PROBLEM REQUIREMENTS
Find the lines holding "alle" and copy them.

RECORDED DATA
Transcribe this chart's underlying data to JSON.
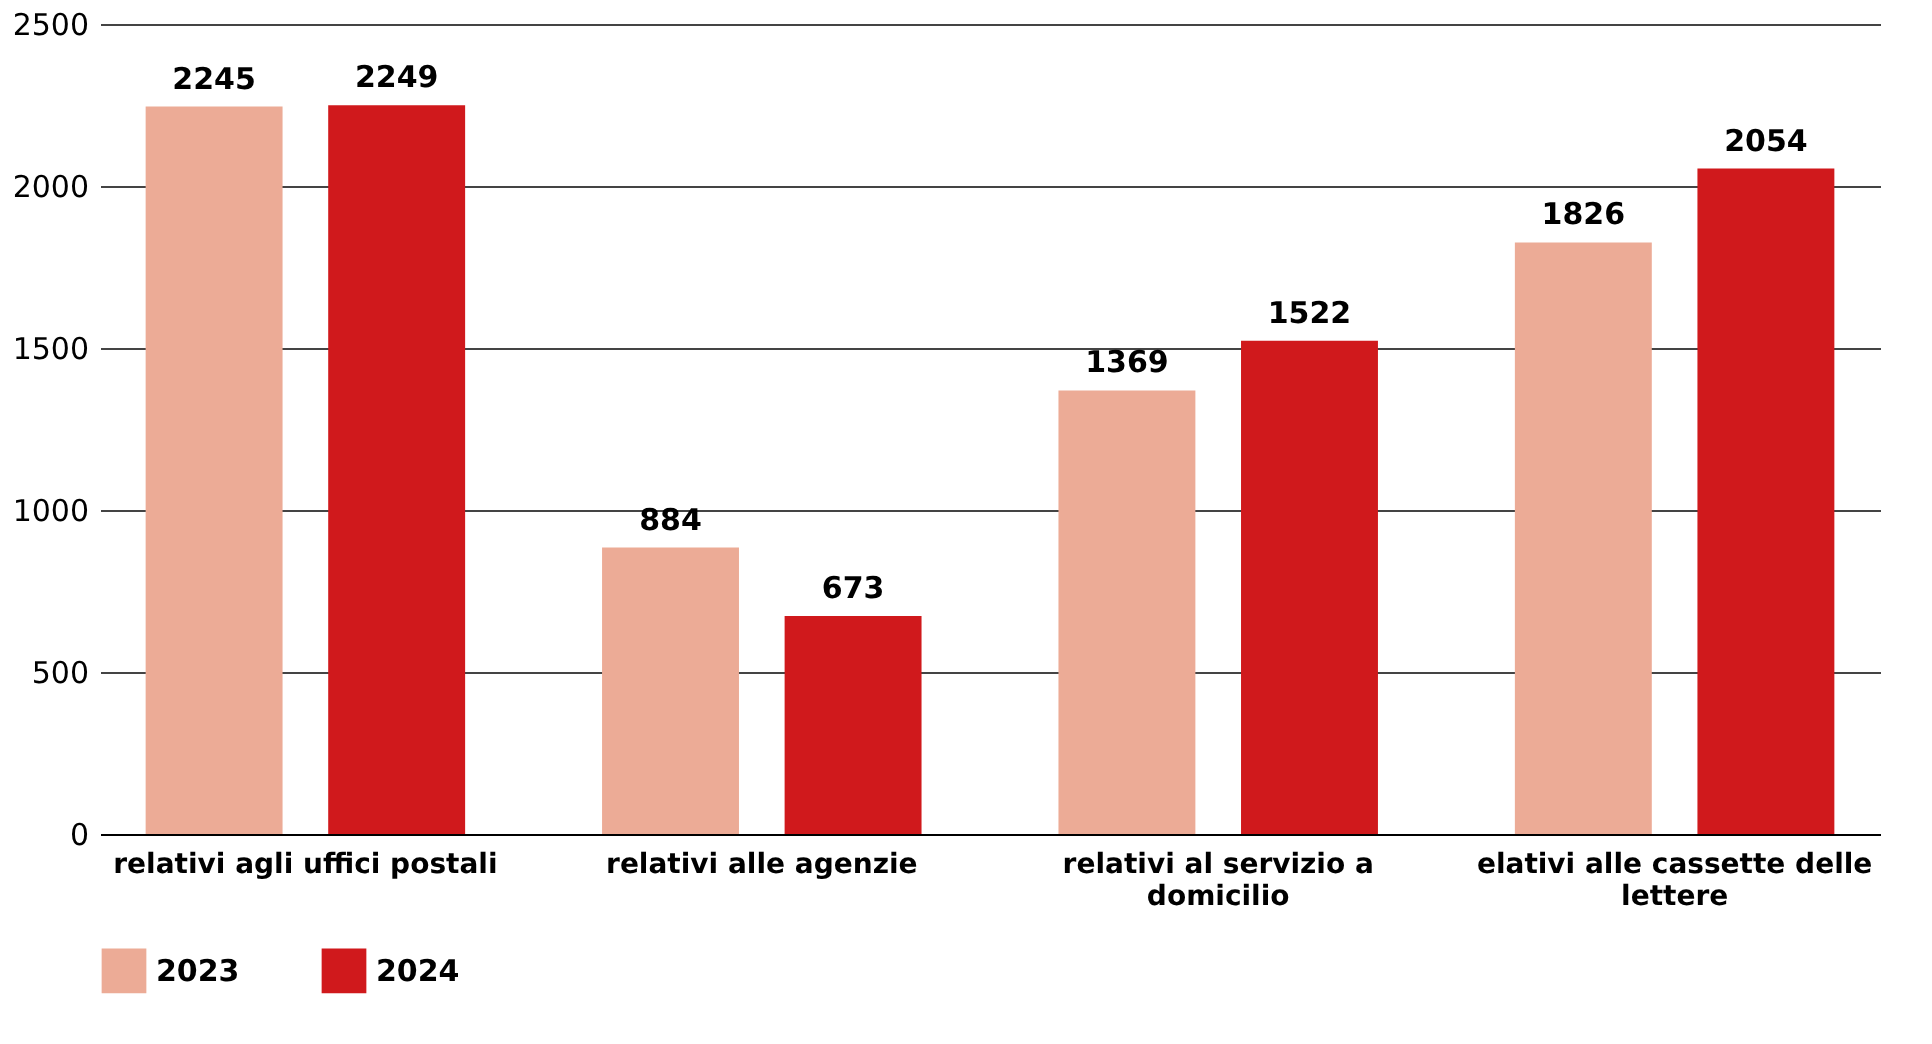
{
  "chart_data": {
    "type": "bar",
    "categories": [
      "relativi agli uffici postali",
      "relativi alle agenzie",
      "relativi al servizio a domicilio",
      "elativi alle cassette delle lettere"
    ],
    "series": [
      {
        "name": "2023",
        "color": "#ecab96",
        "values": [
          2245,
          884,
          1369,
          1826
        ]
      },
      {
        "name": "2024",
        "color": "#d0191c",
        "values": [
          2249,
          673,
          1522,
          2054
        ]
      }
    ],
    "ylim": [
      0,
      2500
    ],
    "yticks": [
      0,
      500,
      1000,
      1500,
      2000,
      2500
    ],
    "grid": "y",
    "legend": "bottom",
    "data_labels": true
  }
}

SOLUTION
      "relativi alle agenzie",
      "elativi alle cassette delle lettere"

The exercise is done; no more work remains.